## [YOUR INSTRUCTIONS]
Review the lines that follow and copy each one that contains the word "said".

## [DATASET CONTENT]
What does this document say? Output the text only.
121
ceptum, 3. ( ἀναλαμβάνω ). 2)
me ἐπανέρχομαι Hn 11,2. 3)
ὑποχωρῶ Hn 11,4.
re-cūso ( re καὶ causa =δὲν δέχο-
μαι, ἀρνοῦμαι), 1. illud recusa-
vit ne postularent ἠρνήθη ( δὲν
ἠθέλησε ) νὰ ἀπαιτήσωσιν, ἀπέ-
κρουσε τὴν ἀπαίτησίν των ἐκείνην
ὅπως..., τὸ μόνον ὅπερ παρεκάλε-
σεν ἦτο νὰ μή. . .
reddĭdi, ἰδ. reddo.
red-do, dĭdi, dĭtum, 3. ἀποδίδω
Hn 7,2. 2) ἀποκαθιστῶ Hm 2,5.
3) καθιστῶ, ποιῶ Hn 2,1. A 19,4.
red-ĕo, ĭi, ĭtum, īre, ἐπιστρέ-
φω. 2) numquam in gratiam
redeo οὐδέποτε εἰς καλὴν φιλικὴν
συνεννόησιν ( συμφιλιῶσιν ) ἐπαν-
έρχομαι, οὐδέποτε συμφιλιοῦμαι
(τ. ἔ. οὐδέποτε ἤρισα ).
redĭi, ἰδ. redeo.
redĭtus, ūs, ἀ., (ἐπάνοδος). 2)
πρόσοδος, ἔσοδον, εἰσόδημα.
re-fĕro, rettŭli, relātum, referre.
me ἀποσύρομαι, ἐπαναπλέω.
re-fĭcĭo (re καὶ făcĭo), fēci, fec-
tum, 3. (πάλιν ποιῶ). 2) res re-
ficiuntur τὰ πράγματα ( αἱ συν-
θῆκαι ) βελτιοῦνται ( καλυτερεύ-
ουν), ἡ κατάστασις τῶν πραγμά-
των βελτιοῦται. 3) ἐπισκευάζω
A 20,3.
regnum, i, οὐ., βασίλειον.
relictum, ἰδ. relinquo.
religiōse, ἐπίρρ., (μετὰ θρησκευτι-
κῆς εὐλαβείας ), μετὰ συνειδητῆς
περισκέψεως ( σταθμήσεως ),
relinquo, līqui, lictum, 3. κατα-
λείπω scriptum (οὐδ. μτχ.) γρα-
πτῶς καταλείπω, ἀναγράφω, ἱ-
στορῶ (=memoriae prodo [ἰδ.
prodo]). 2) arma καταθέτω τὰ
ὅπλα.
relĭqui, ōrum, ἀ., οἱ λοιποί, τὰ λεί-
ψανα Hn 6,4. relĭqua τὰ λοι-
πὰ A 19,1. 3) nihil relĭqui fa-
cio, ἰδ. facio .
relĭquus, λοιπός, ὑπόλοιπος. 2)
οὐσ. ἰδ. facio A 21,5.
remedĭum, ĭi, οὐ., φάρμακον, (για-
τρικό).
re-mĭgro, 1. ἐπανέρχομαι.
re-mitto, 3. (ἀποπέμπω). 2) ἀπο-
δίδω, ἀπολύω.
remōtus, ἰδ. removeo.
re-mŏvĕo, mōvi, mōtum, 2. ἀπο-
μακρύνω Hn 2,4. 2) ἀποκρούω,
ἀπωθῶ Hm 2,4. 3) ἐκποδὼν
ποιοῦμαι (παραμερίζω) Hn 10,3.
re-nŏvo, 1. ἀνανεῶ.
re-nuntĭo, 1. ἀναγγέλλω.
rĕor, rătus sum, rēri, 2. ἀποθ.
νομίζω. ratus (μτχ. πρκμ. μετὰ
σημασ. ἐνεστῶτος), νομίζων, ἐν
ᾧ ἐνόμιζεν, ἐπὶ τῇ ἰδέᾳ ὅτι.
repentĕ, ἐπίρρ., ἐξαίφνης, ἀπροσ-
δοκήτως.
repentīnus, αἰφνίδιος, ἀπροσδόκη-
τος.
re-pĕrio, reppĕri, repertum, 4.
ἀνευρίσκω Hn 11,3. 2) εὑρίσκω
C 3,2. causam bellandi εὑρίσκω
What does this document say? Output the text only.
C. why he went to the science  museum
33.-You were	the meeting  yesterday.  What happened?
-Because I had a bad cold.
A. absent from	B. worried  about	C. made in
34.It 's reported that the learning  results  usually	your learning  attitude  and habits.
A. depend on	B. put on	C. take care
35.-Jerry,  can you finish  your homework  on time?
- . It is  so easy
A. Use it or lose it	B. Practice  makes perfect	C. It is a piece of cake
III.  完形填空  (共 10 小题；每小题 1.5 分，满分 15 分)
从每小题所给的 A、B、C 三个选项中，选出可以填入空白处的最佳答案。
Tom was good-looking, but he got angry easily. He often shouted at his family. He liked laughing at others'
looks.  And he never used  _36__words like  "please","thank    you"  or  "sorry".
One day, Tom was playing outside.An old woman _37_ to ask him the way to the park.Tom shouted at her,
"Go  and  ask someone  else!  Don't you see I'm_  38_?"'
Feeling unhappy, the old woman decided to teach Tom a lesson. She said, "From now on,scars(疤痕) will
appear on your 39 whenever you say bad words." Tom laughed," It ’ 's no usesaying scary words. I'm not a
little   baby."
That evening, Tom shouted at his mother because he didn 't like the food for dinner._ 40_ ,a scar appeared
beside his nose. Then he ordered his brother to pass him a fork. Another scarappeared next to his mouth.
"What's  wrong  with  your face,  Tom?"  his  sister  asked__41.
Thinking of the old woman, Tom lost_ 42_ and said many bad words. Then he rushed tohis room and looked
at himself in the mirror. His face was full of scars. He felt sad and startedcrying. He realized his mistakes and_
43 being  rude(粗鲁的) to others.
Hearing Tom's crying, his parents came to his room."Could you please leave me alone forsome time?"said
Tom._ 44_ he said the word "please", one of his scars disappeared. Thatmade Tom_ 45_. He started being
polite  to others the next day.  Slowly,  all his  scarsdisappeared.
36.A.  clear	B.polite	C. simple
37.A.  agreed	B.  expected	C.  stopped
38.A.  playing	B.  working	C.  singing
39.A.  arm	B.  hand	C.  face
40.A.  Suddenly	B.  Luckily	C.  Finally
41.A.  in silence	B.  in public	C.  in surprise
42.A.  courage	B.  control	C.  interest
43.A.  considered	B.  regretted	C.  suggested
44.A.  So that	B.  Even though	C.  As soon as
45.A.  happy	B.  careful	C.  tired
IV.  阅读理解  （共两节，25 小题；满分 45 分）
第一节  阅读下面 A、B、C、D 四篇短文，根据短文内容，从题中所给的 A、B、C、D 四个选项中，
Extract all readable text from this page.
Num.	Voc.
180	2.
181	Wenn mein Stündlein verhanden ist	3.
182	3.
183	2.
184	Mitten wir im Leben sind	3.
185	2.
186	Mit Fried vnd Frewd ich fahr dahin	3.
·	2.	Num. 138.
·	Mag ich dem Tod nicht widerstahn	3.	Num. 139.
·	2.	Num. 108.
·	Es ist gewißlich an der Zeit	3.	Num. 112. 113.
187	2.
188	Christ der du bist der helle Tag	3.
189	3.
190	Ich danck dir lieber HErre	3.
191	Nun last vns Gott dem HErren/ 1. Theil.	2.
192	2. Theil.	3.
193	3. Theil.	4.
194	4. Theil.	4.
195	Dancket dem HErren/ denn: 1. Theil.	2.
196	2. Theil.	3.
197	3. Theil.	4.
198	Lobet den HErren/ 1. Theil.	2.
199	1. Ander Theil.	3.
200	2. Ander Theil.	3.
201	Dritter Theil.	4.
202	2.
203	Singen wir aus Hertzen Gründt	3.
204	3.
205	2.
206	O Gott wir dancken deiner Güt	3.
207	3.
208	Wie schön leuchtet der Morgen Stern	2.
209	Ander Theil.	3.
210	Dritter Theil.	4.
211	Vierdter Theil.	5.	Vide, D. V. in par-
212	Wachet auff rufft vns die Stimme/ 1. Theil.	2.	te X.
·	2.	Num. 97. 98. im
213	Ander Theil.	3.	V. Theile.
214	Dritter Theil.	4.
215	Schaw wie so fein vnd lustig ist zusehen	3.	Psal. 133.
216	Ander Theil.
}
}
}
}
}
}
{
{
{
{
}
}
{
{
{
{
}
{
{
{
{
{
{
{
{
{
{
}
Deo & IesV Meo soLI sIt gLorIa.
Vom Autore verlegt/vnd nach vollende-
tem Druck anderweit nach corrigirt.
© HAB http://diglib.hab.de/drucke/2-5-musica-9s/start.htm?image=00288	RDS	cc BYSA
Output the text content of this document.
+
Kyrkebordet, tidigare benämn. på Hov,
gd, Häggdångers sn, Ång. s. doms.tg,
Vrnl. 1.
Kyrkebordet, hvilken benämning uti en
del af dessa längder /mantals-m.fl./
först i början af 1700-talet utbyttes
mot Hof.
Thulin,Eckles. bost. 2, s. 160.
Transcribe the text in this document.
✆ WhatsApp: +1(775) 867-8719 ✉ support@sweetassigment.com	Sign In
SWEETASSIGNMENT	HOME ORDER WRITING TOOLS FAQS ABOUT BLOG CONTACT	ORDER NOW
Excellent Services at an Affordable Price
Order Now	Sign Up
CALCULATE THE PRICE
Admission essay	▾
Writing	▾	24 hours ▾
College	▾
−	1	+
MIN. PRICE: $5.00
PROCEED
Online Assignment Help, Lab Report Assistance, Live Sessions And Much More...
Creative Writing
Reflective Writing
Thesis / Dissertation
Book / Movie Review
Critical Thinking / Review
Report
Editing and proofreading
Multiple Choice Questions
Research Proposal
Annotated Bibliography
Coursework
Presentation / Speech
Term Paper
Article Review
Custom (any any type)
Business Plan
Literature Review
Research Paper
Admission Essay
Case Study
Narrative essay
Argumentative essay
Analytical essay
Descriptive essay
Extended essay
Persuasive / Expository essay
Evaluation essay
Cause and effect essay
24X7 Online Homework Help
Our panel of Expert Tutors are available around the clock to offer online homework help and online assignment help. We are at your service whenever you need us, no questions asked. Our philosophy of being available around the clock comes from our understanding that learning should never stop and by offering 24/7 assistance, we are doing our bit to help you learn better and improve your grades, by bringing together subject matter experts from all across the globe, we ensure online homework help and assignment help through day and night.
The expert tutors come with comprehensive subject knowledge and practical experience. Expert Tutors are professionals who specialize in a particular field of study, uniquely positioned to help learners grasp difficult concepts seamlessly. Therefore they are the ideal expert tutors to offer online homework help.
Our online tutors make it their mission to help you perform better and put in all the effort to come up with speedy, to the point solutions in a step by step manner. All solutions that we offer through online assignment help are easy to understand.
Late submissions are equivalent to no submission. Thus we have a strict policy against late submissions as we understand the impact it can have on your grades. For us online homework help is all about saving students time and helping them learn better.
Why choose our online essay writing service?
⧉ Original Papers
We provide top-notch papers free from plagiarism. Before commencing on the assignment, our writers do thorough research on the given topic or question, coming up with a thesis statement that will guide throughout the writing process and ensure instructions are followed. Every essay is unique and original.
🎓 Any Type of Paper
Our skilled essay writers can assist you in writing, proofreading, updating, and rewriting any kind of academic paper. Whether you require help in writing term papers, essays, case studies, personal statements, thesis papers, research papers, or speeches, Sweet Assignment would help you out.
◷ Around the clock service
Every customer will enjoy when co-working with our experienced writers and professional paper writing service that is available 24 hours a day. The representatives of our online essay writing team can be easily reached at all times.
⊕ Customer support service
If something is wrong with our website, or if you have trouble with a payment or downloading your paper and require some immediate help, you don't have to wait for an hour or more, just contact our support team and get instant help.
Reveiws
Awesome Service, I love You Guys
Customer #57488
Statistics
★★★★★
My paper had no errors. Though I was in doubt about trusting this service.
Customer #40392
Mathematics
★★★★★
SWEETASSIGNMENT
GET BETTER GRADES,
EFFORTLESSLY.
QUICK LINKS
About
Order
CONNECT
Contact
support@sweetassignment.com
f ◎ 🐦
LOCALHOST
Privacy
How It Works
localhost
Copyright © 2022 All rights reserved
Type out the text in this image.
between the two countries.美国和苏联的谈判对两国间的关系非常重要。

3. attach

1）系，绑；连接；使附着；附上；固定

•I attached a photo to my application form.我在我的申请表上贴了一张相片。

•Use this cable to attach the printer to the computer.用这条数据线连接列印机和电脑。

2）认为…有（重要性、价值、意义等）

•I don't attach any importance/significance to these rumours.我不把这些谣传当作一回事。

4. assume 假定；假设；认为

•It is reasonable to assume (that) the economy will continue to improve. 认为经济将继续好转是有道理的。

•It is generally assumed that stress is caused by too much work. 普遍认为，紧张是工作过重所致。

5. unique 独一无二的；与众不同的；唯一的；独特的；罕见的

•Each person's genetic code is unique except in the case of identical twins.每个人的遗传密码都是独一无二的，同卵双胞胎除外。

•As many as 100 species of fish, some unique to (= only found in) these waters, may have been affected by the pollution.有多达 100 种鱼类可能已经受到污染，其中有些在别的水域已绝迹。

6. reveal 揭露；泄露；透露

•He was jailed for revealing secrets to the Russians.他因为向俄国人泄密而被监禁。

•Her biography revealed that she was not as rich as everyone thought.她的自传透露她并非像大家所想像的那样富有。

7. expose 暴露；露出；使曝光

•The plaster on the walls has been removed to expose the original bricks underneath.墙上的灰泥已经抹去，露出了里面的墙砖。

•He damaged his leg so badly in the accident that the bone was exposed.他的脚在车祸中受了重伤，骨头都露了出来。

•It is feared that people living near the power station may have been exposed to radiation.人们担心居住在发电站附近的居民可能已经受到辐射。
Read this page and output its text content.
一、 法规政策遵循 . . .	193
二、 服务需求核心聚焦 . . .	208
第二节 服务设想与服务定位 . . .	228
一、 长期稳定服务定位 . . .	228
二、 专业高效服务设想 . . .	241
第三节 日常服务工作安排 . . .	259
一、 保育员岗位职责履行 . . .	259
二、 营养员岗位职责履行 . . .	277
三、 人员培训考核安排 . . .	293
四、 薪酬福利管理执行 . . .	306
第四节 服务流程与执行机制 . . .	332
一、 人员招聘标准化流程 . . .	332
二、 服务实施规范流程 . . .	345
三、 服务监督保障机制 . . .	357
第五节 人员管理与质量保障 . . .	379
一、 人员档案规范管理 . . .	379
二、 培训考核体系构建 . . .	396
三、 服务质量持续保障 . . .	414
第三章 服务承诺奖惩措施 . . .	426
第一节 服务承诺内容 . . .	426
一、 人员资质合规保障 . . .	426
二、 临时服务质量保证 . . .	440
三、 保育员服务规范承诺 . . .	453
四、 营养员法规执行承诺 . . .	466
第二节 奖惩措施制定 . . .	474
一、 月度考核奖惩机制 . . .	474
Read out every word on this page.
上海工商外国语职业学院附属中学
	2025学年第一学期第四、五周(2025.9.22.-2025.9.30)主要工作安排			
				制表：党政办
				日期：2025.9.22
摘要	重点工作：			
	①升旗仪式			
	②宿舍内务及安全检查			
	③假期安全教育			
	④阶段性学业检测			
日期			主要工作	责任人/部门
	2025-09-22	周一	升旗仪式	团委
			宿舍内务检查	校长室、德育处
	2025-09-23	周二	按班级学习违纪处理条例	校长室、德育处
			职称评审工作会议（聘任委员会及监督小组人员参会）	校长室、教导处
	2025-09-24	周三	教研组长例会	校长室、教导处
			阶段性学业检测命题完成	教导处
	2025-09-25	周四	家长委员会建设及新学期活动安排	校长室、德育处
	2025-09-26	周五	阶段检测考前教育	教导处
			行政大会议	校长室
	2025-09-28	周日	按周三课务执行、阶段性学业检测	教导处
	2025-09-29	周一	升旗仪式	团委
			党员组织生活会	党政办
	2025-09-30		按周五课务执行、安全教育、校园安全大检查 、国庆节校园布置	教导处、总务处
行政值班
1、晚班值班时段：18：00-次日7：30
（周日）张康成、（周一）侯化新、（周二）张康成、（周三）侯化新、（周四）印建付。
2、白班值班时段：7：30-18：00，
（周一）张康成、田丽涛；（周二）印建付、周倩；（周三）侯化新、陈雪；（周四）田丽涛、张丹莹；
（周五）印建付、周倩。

## [EXERCISE SOLUTION]
Feeling unhappy, the old woman decided to teach Tom a lesson. She said, "From now on,scars(疤痕) will
Thinking of the old woman, Tom lost_ 42_ and said many bad words. Then he rushed tohis room and looked
Hearing Tom's crying, his parents came to his room."Could you please leave me alone forsome time?"said
Tom._ 44_ he said the word "please", one of his scars disappeared. Thatmade Tom_ 45_. He started being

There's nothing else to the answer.